>> Begin SUPPLIED DATA

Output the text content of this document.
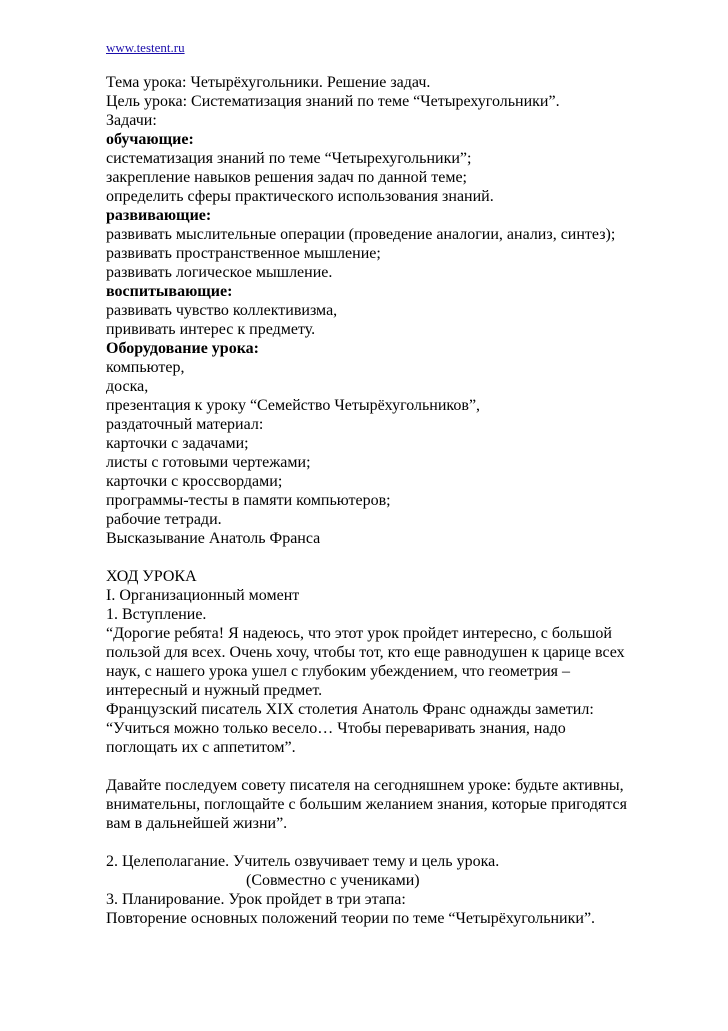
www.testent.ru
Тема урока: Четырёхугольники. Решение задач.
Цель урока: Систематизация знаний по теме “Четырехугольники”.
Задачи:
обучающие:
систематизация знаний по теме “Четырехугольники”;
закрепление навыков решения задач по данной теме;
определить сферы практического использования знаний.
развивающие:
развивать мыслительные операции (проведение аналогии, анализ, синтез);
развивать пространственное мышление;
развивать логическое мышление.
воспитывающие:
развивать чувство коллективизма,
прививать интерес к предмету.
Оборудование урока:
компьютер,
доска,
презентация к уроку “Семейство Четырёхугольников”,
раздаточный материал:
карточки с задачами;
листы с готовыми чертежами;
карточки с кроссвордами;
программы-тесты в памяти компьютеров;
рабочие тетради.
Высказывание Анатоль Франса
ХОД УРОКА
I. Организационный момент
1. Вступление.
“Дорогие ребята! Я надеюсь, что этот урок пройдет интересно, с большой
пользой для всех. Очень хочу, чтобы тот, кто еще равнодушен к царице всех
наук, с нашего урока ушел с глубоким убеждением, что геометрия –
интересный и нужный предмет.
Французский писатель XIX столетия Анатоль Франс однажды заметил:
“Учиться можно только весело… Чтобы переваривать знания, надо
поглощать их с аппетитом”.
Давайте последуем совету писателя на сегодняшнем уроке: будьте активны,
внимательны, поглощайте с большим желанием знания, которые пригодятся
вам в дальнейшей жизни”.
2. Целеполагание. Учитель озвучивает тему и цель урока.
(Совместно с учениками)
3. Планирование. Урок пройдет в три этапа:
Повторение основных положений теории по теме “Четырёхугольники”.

>> End SUPPLIED DATA
>> Begin SUPPLIED DATA

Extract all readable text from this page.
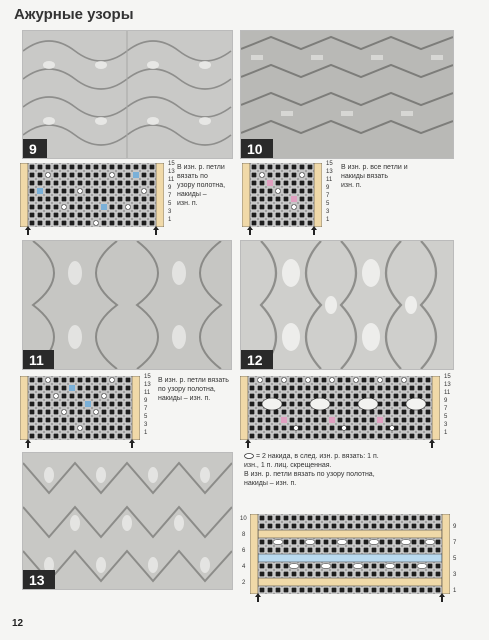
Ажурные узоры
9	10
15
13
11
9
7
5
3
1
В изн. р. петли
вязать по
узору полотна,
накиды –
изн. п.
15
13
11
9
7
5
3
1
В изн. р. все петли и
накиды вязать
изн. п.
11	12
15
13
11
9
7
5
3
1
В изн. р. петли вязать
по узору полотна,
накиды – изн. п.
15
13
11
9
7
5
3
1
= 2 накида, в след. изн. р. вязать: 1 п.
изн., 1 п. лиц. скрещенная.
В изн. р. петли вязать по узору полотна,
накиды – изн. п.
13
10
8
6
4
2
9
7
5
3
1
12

>> End SUPPLIED DATA

TASK INSTRUCTIONS =
Select every line of the records holding the string "вязать".

CORRECT RESPONSE =
вязать по
накиды вязать
В изн. р. петли вязать
= 2 накида, в след. изн. р. вязать: 1 п.
В изн. р. петли вязать по узору полотна,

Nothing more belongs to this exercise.